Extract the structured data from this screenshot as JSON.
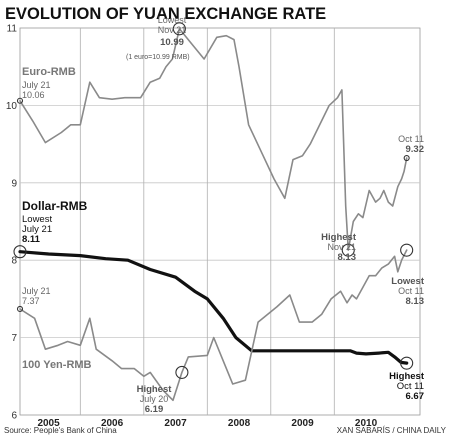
{
  "chart_data": {
    "type": "line",
    "title": "EVOLUTION OF YUAN EXCHANGE RATE",
    "ylim": [
      6,
      11
    ],
    "y_ticks": [
      "6",
      "7",
      "8",
      "9",
      "10",
      "11"
    ],
    "x_range": [
      2004.55,
      2010.85
    ],
    "x_ticks": [
      {
        "label": "2005",
        "value": 2005.0
      },
      {
        "label": "2006",
        "value": 2006.0
      },
      {
        "label": "2007",
        "value": 2007.0
      },
      {
        "label": "2008",
        "value": 2008.0
      },
      {
        "label": "2009",
        "value": 2009.0
      },
      {
        "label": "2010",
        "value": 2010.0
      }
    ],
    "year_dividers": [
      2005.5,
      2006.5,
      2007.5,
      2008.5,
      2009.5
    ],
    "grid": "horizontal",
    "series": [
      {
        "name": "Euro-RMB",
        "color": "#8a8a8a",
        "points": [
          [
            2004.55,
            10.06
          ],
          [
            2004.75,
            9.8
          ],
          [
            2004.95,
            9.52
          ],
          [
            2005.2,
            9.65
          ],
          [
            2005.35,
            9.75
          ],
          [
            2005.5,
            9.75
          ],
          [
            2005.65,
            10.3
          ],
          [
            2005.8,
            10.1
          ],
          [
            2006.0,
            10.08
          ],
          [
            2006.2,
            10.1
          ],
          [
            2006.45,
            10.1
          ],
          [
            2006.6,
            10.3
          ],
          [
            2006.75,
            10.35
          ],
          [
            2006.85,
            10.5
          ],
          [
            2006.95,
            10.6
          ],
          [
            2007.06,
            10.99
          ],
          [
            2007.25,
            10.8
          ],
          [
            2007.45,
            10.6
          ],
          [
            2007.65,
            10.88
          ],
          [
            2007.8,
            10.9
          ],
          [
            2007.92,
            10.85
          ],
          [
            2008.0,
            10.5
          ],
          [
            2008.15,
            9.75
          ],
          [
            2008.35,
            9.4
          ],
          [
            2008.55,
            9.05
          ],
          [
            2008.72,
            8.8
          ],
          [
            2008.85,
            9.3
          ],
          [
            2009.0,
            9.35
          ],
          [
            2009.12,
            9.5
          ],
          [
            2009.3,
            9.8
          ],
          [
            2009.42,
            10.0
          ],
          [
            2009.55,
            10.1
          ],
          [
            2009.62,
            10.2
          ],
          [
            2009.68,
            8.7
          ],
          [
            2009.72,
            8.13
          ],
          [
            2009.8,
            8.5
          ],
          [
            2009.88,
            8.6
          ],
          [
            2009.95,
            8.55
          ],
          [
            2010.05,
            8.9
          ],
          [
            2010.15,
            8.75
          ],
          [
            2010.22,
            8.8
          ],
          [
            2010.28,
            8.9
          ],
          [
            2010.35,
            8.75
          ],
          [
            2010.42,
            8.7
          ],
          [
            2010.5,
            8.95
          ],
          [
            2010.56,
            9.05
          ],
          [
            2010.6,
            9.15
          ],
          [
            2010.64,
            9.32
          ]
        ]
      },
      {
        "name": "Dollar-RMB",
        "color": "#111111",
        "points": [
          [
            2004.55,
            8.11
          ],
          [
            2005.0,
            8.08
          ],
          [
            2005.5,
            8.06
          ],
          [
            2005.9,
            8.02
          ],
          [
            2006.25,
            8.0
          ],
          [
            2006.6,
            7.88
          ],
          [
            2007.0,
            7.78
          ],
          [
            2007.3,
            7.6
          ],
          [
            2007.5,
            7.5
          ],
          [
            2007.75,
            7.25
          ],
          [
            2007.95,
            7.0
          ],
          [
            2008.2,
            6.83
          ],
          [
            2008.5,
            6.83
          ],
          [
            2009.0,
            6.83
          ],
          [
            2009.5,
            6.83
          ],
          [
            2009.75,
            6.83
          ],
          [
            2009.85,
            6.8
          ],
          [
            2010.0,
            6.79
          ],
          [
            2010.2,
            6.8
          ],
          [
            2010.35,
            6.81
          ],
          [
            2010.45,
            6.75
          ],
          [
            2010.55,
            6.68
          ],
          [
            2010.64,
            6.67
          ]
        ]
      },
      {
        "name": "100 Yen-RMB",
        "color": "#8a8a8a",
        "points": [
          [
            2004.55,
            7.37
          ],
          [
            2004.78,
            7.25
          ],
          [
            2004.95,
            6.85
          ],
          [
            2005.15,
            6.9
          ],
          [
            2005.3,
            6.95
          ],
          [
            2005.5,
            6.9
          ],
          [
            2005.65,
            7.25
          ],
          [
            2005.75,
            6.85
          ],
          [
            2006.0,
            6.7
          ],
          [
            2006.15,
            6.6
          ],
          [
            2006.35,
            6.6
          ],
          [
            2006.5,
            6.5
          ],
          [
            2006.6,
            6.55
          ],
          [
            2006.8,
            6.32
          ],
          [
            2006.96,
            6.19
          ],
          [
            2007.1,
            6.55
          ],
          [
            2007.2,
            6.75
          ],
          [
            2007.5,
            6.77
          ],
          [
            2007.6,
            7.0
          ],
          [
            2007.75,
            6.7
          ],
          [
            2007.9,
            6.4
          ],
          [
            2008.1,
            6.45
          ],
          [
            2008.3,
            7.2
          ],
          [
            2008.6,
            7.4
          ],
          [
            2008.8,
            7.55
          ],
          [
            2008.95,
            7.2
          ],
          [
            2009.15,
            7.2
          ],
          [
            2009.3,
            7.3
          ],
          [
            2009.45,
            7.5
          ],
          [
            2009.6,
            7.6
          ],
          [
            2009.7,
            7.45
          ],
          [
            2009.78,
            7.55
          ],
          [
            2009.85,
            7.5
          ],
          [
            2009.95,
            7.65
          ],
          [
            2010.05,
            7.8
          ],
          [
            2010.15,
            7.8
          ],
          [
            2010.25,
            7.9
          ],
          [
            2010.35,
            7.95
          ],
          [
            2010.45,
            8.05
          ],
          [
            2010.5,
            7.85
          ],
          [
            2010.56,
            8.0
          ],
          [
            2010.64,
            8.13
          ]
        ]
      }
    ],
    "series_labels": {
      "euro": "Euro-RMB",
      "dollar": "Dollar-RMB",
      "yen": "100 Yen-RMB"
    },
    "annotations": {
      "euro_start": {
        "line1": "July 21",
        "line2": "10.06"
      },
      "euro_lowest": {
        "line1": "Lowest",
        "line2": "Nov 21",
        "line3": "10.99",
        "note": "(1 euro=10.99 RMB)"
      },
      "euro_end": {
        "line1": "Oct 11",
        "line2": "9.32"
      },
      "euro_highest": {
        "line1": "Highest",
        "line2": "Nov 21",
        "line3": "8.13"
      },
      "dollar_start": {
        "line1": "Lowest",
        "line2": "July 21",
        "line3": "8.11"
      },
      "dollar_end": {
        "line1": "Highest",
        "line2": "Oct 11",
        "line3": "6.67"
      },
      "yen_start": {
        "line1": "July 21",
        "line2": "7.37"
      },
      "yen_highest": {
        "line1": "Highest",
        "line2": "July 20",
        "line3": "6.19"
      },
      "yen_end": {
        "line1": "Lowest",
        "line2": "Oct 11",
        "line3": "8.13"
      }
    },
    "source": "Source: People's Bank of China",
    "credit": "XAN SABARÍS / CHINA DAILY"
  }
}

# Work to complete
List every line above containing the word "July".

# Result for this task
        "line1": "July 21",
        "line2": "July 21",
        "line1": "July 21",
        "line2": "July 20",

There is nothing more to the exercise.